--- BEGIN SUPPLIED ENTRIES ---

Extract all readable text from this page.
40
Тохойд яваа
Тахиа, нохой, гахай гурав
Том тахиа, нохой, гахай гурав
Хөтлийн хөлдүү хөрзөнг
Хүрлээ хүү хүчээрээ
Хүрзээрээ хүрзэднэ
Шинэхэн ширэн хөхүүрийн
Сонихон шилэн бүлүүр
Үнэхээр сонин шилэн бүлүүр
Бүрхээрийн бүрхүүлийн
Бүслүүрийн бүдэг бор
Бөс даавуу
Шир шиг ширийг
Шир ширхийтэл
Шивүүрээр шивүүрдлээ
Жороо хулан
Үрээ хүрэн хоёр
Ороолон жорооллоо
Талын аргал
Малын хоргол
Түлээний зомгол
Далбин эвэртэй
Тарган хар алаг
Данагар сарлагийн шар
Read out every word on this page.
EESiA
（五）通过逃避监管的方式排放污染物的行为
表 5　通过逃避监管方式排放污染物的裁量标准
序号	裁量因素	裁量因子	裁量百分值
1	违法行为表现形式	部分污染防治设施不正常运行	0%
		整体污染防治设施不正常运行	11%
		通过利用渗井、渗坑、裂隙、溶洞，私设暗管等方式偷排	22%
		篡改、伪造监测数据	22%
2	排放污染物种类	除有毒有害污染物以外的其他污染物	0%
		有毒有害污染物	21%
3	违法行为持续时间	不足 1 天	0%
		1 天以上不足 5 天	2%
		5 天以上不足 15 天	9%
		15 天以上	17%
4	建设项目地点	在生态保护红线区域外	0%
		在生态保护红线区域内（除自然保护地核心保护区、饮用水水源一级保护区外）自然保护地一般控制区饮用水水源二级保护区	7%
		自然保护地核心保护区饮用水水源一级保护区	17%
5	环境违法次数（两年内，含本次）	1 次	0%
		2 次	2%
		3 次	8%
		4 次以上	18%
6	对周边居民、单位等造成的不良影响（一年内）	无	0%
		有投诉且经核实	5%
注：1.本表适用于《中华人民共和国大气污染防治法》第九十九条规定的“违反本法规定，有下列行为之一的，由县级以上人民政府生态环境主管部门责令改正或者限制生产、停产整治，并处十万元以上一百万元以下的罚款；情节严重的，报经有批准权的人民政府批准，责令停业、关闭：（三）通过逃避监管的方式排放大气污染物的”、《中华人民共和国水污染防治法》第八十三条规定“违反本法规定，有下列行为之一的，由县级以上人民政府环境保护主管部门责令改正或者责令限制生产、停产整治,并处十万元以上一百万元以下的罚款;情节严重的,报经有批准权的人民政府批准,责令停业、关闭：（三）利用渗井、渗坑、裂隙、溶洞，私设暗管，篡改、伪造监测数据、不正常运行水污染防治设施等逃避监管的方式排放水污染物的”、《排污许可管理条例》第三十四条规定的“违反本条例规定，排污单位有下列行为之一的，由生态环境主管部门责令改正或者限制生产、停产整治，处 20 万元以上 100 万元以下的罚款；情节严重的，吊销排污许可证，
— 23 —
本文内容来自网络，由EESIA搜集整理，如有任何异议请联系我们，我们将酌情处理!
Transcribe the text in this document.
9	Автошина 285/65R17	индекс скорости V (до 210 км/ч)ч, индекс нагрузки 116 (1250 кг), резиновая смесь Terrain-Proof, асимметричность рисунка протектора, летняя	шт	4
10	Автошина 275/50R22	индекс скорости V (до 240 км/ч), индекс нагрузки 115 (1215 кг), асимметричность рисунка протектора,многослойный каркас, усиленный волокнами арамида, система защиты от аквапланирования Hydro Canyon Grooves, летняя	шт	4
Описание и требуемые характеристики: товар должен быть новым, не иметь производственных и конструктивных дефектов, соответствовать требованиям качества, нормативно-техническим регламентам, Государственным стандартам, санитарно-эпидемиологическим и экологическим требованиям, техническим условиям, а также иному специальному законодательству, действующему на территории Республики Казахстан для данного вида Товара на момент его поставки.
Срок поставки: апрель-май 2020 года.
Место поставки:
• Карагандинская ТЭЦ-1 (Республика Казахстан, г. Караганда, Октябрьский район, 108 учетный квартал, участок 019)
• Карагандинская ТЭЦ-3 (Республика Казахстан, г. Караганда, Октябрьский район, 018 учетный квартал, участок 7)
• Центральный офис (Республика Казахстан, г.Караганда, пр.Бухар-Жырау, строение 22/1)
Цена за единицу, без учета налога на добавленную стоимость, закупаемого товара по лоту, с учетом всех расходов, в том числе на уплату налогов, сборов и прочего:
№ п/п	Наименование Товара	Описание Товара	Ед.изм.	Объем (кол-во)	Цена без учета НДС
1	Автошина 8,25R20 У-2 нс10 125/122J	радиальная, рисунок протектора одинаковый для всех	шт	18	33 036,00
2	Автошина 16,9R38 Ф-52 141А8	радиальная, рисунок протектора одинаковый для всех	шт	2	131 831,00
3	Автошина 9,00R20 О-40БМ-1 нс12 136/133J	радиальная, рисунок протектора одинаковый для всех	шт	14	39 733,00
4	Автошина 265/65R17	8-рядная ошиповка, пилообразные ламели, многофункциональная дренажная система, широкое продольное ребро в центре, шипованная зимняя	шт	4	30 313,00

--- END SUPPLIED ENTRIES ---

DIRECTIONS FOR THIS TASK: Reproduce the material above without altering a single character.

RIGHT ANSWER:
Extract all readable text from this page.
40
Тохойд яваа
Тахиа, нохой, гахай гурав
Том тахиа, нохой, гахай гурав
Хөтлийн хөлдүү хөрзөнг
Хүрлээ хүү хүчээрээ
Хүрзээрээ хүрзэднэ
Шинэхэн ширэн хөхүүрийн
Сонихон шилэн бүлүүр
Үнэхээр сонин шилэн бүлүүр
Бүрхээрийн бүрхүүлийн
Бүслүүрийн бүдэг бор
Бөс даавуу
Шир шиг ширийг
Шир ширхийтэл
Шивүүрээр шивүүрдлээ
Жороо хулан
Үрээ хүрэн хоёр
Ороолон жорооллоо
Талын аргал
Малын хоргол
Түлээний зомгол
Далбин эвэртэй
Тарган хар алаг
Данагар сарлагийн шар
Read out every word on this page.
EESiA
（五）通过逃避监管的方式排放污染物的行为
表 5　通过逃避监管方式排放污染物的裁量标准
序号	裁量因素	裁量因子	裁量百分值
1	违法行为表现形式	部分污染防治设施不正常运行	0%
		整体污染防治设施不正常运行	11%
		通过利用渗井、渗坑、裂隙、溶洞，私设暗管等方式偷排	22%
		篡改、伪造监测数据	22%
2	排放污染物种类	除有毒有害污染物以外的其他污染物	0%
		有毒有害污染物	21%
3	违法行为持续时间	不足 1 天	0%
		1 天以上不足 5 天	2%
		5 天以上不足 15 天	9%
		15 天以上	17%
4	建设项目地点	在生态保护红线区域外	0%
		在生态保护红线区域内（除自然保护地核心保护区、饮用水水源一级保护区外）自然保护地一般控制区饮用水水源二级保护区	7%
		自然保护地核心保护区饮用水水源一级保护区	17%
5	环境违法次数（两年内，含本次）	1 次	0%
		2 次	2%
		3 次	8%
		4 次以上	18%
6	对周边居民、单位等造成的不良影响（一年内）	无	0%
		有投诉且经核实	5%
注：1.本表适用于《中华人民共和国大气污染防治法》第九十九条规定的“违反本法规定，有下列行为之一的，由县级以上人民政府生态环境主管部门责令改正或者限制生产、停产整治，并处十万元以上一百万元以下的罚款；情节严重的，报经有批准权的人民政府批准，责令停业、关闭：（三）通过逃避监管的方式排放大气污染物的”、《中华人民共和国水污染防治法》第八十三条规定“违反本法规定，有下列行为之一的，由县级以上人民政府环境保护主管部门责令改正或者责令限制生产、停产整治,并处十万元以上一百万元以下的罚款;情节严重的,报经有批准权的人民政府批准,责令停业、关闭：（三）利用渗井、渗坑、裂隙、溶洞，私设暗管，篡改、伪造监测数据、不正常运行水污染防治设施等逃避监管的方式排放水污染物的”、《排污许可管理条例》第三十四条规定的“违反本条例规定，排污单位有下列行为之一的，由生态环境主管部门责令改正或者限制生产、停产整治，处 20 万元以上 100 万元以下的罚款；情节严重的，吊销排污许可证，
— 23 —
本文内容来自网络，由EESIA搜集整理，如有任何异议请联系我们，我们将酌情处理!
Transcribe the text in this document.
9	Автошина 285/65R17	индекс скорости V (до 210 км/ч)ч, индекс нагрузки 116 (1250 кг), резиновая смесь Terrain-Proof, асимметричность рисунка протектора, летняя	шт	4
10	Автошина 275/50R22	индекс скорости V (до 240 км/ч), индекс нагрузки 115 (1215 кг), асимметричность рисунка протектора,многослойный каркас, усиленный волокнами арамида, система защиты от аквапланирования Hydro Canyon Grooves, летняя	шт	4
Описание и требуемые характеристики: товар должен быть новым, не иметь производственных и конструктивных дефектов, соответствовать требованиям качества, нормативно-техническим регламентам, Государственным стандартам, санитарно-эпидемиологическим и экологическим требованиям, техническим условиям, а также иному специальному законодательству, действующему на территории Республики Казахстан для данного вида Товара на момент его поставки.
Срок поставки: апрель-май 2020 года.
Место поставки:
• Карагандинская ТЭЦ-1 (Республика Казахстан, г. Караганда, Октябрьский район, 108 учетный квартал, участок 019)
• Карагандинская ТЭЦ-3 (Республика Казахстан, г. Караганда, Октябрьский район, 018 учетный квартал, участок 7)
• Центральный офис (Республика Казахстан, г.Караганда, пр.Бухар-Жырау, строение 22/1)
Цена за единицу, без учета налога на добавленную стоимость, закупаемого товара по лоту, с учетом всех расходов, в том числе на уплату налогов, сборов и прочего:
№ п/п	Наименование Товара	Описание Товара	Ед.изм.	Объем (кол-во)	Цена без учета НДС
1	Автошина 8,25R20 У-2 нс10 125/122J	радиальная, рисунок протектора одинаковый для всех	шт	18	33 036,00
2	Автошина 16,9R38 Ф-52 141А8	радиальная, рисунок протектора одинаковый для всех	шт	2	131 831,00
3	Автошина 9,00R20 О-40БМ-1 нс12 136/133J	радиальная, рисунок протектора одинаковый для всех	шт	14	39 733,00
4	Автошина 265/65R17	8-рядная ошиповка, пилообразные ламели, многофункциональная дренажная система, широкое продольное ребро в центре, шипованная зимняя	шт	4	30 313,00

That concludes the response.